╭──

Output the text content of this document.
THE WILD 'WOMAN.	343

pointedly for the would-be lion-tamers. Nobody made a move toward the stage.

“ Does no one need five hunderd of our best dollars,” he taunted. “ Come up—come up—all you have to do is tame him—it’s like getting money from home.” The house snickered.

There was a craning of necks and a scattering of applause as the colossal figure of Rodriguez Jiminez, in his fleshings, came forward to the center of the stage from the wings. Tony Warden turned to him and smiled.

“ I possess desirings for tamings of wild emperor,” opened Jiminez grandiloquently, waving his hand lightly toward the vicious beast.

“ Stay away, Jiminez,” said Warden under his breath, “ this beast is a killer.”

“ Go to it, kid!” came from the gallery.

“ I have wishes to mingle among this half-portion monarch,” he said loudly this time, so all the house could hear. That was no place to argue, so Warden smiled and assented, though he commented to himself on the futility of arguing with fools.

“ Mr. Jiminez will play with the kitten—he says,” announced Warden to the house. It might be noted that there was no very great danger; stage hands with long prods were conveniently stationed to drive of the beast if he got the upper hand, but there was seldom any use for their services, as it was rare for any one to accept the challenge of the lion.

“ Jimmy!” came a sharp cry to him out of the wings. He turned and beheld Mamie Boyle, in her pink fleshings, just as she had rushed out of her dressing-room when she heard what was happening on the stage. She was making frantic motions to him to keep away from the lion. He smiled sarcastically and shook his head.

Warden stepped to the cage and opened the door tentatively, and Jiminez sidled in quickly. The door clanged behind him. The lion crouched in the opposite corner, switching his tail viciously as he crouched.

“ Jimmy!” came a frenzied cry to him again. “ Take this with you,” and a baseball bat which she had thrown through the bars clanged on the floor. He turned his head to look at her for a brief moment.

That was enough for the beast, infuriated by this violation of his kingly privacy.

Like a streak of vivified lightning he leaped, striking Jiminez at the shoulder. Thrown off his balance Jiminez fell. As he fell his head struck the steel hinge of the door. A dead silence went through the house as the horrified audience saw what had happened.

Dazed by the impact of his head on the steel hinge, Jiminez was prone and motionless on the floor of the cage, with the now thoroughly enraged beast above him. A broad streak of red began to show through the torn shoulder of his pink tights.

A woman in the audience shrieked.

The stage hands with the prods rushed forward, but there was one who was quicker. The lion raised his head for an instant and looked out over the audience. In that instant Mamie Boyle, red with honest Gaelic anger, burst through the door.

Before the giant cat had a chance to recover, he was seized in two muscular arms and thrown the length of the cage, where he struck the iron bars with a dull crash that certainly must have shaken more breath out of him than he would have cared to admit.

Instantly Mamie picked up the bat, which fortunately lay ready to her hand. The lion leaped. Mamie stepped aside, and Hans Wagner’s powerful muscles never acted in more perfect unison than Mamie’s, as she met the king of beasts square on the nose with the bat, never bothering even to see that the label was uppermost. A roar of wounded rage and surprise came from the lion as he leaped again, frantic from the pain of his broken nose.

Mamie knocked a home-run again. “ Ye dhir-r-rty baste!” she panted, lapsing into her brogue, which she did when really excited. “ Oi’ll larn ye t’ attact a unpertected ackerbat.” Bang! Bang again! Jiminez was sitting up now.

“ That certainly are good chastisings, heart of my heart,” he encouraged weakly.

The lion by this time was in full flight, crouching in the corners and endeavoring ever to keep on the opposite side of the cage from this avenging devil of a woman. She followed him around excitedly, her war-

╰──

YOUR TASK: Which lines in the listing above hold the word "what"? Show each of them.

FINAL RESULT:
“ Jimmy!” came a sharp cry to him out of the wings. He turned and beheld Mamie Boyle, in her pink fleshings, just as she had rushed out of her dressing-room when she heard what was happening on the stage. She was making frantic motions to him to keep away from the lion. He smiled sarcastically and shook his head.
Like a streak of vivified lightning he leaped, striking Jiminez at the shoulder. Thrown off his balance Jiminez fell. As he fell his head struck the steel hinge of the door. A dead silence went through the house as the horrified audience saw what had happened.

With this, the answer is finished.